Passage given —
____
This is an automated email from the ASF dual-hosted git repository.

ssiddiqi pushed a commit to branch master
in repository https://gitbox.apache.org/repos/asf/systemds.git


The following commit(s) were added to refs/heads/master by this push:
     new 88f1063  [MINOR] Passing quantiles as function parameters in winsorize 
builtin   This commit also removes the parfor from logical pipelines' 
enumerator to stabilize the results
88f1063 is described below

commit 88f1063f0197d7197f90ec1cb1113bfc8173b12b
Author: Shafaq Siddiqi <[email protected]>
AuthorDate: Wed Sep 8 16:29:35 2021 +0200

    [MINOR] Passing quantiles as function parameters in winsorize builtin
      This commit also removes the parfor from logical pipelines' enumerator to 
stabilize the results
    
    Closes #1387.
____
To be done —
a – In the commit email, what does the commit remove from the logical pipelines' enumerator?
b – Restate the paragraph in the commit email beginning "The following commit(s) were added" as a short bulleted list.

Data entries —
____
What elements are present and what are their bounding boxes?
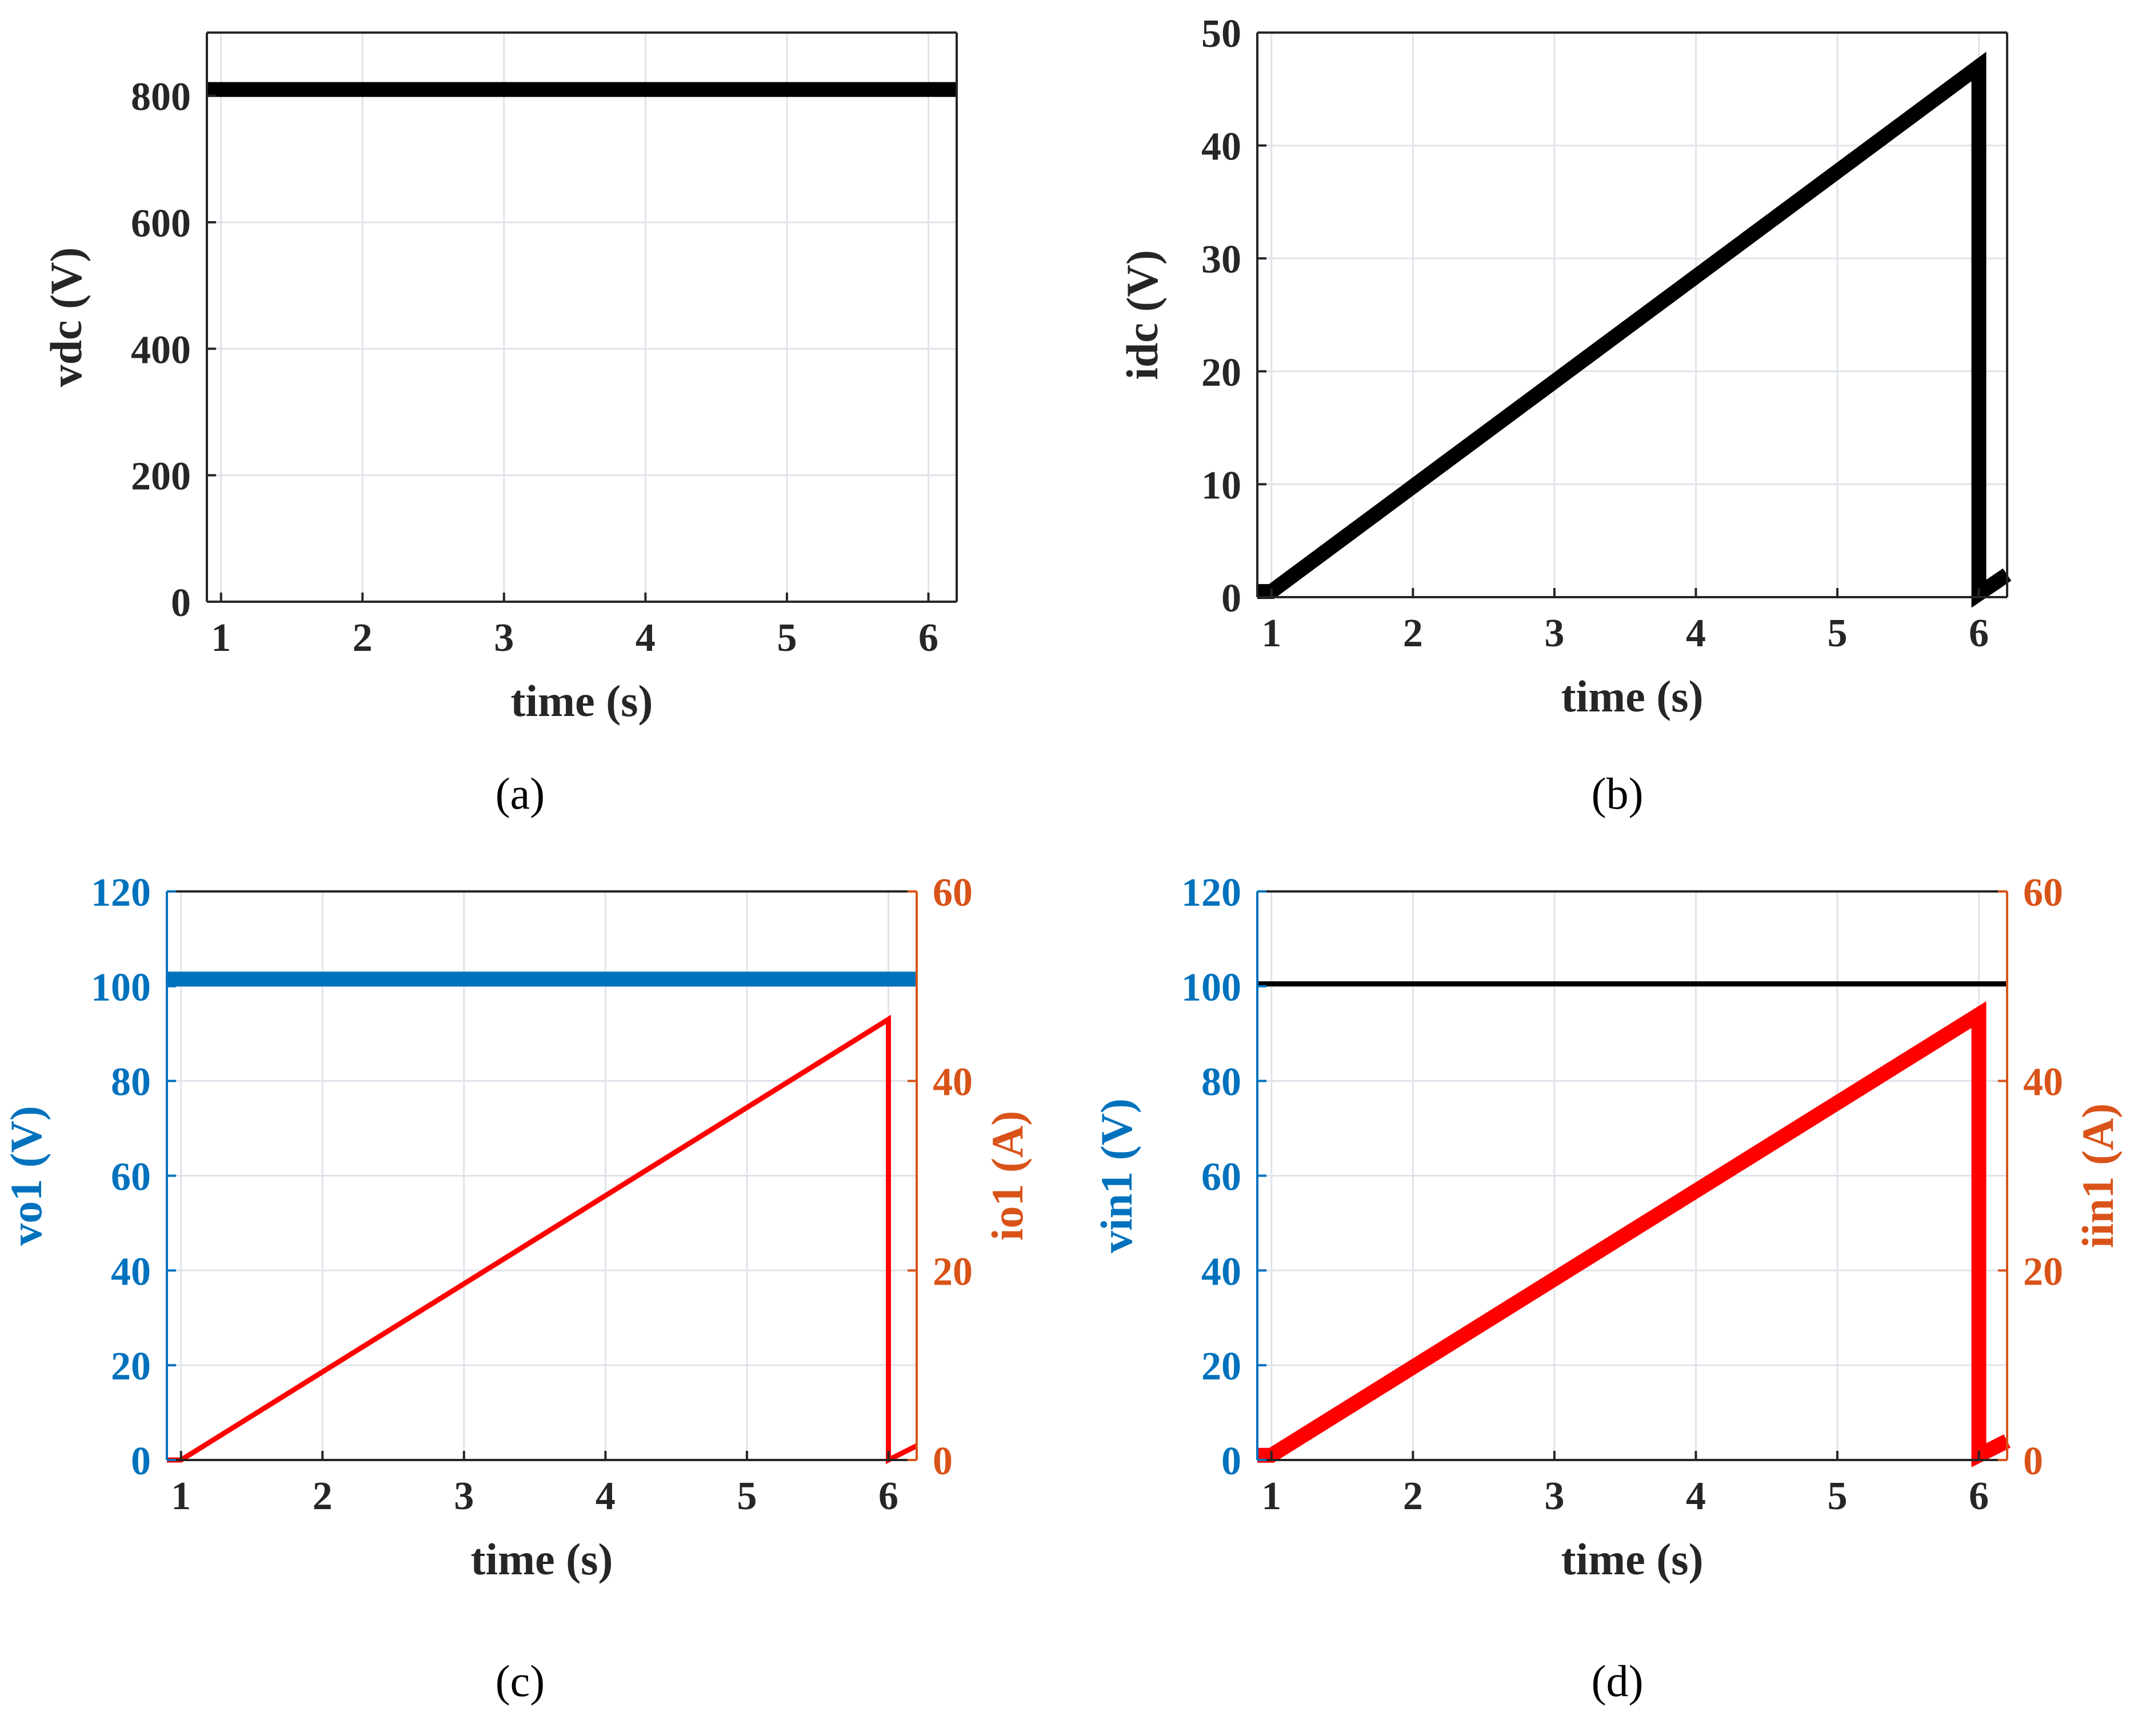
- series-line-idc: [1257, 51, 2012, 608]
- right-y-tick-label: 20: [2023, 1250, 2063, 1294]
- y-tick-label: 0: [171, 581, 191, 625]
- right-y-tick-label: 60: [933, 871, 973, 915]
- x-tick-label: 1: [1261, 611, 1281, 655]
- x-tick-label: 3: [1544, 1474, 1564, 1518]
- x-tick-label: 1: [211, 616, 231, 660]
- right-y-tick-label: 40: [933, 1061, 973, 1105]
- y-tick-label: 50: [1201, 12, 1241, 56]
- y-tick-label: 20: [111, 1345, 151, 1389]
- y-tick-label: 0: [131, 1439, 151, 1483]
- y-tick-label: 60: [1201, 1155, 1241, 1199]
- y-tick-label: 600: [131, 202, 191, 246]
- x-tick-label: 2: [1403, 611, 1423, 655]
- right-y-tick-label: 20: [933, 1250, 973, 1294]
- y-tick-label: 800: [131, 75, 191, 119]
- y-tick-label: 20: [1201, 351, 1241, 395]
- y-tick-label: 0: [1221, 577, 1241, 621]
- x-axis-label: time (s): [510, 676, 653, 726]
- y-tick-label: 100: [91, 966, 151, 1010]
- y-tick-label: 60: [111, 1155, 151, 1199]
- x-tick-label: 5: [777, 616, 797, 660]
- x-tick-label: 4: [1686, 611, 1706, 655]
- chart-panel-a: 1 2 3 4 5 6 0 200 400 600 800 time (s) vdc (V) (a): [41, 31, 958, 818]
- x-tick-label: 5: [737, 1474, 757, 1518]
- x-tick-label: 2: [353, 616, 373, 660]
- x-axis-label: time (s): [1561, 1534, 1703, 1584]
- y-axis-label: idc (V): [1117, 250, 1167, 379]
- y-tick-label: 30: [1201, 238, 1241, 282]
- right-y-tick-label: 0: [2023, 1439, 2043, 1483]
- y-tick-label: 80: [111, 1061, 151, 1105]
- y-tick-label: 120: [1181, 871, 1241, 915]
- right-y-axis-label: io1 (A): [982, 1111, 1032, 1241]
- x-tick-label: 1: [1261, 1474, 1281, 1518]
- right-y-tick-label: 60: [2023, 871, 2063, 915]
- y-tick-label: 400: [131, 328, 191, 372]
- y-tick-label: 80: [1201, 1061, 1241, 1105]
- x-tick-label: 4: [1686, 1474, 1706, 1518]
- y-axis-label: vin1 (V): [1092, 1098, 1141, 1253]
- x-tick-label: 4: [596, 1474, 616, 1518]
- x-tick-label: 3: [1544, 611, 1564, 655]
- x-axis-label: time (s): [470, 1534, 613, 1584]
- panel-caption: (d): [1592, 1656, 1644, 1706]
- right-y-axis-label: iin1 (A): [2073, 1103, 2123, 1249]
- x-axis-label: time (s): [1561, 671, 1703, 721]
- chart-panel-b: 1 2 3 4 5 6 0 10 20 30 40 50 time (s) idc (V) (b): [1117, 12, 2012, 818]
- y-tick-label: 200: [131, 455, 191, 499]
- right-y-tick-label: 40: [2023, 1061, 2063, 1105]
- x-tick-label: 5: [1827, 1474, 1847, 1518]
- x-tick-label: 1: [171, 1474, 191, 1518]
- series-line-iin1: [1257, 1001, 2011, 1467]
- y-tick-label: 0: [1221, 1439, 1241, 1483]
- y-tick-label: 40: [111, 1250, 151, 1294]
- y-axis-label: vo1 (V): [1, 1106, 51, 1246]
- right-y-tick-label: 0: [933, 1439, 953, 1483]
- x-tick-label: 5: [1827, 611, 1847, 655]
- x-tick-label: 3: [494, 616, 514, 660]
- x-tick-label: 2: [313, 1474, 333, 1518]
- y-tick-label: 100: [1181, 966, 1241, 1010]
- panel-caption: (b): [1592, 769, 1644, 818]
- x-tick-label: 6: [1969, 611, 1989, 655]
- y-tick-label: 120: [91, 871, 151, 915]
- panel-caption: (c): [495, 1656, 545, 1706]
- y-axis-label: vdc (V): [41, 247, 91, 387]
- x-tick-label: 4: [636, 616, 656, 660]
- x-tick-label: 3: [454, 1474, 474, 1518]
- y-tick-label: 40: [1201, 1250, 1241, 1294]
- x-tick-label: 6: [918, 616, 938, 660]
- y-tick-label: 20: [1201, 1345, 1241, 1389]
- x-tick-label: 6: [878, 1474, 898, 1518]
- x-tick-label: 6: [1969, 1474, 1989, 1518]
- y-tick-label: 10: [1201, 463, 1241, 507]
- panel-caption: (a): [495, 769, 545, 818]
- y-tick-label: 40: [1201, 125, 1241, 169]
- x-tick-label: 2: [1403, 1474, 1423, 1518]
____
Task responses —
a – The parfor.

b –
- Commit 88f1063 was added to refs/heads/master.
- It passes quantiles as function parameters in the winsorize builtin.
- It removes the parfor from the logical pipelines' enumerator to stabilize the results.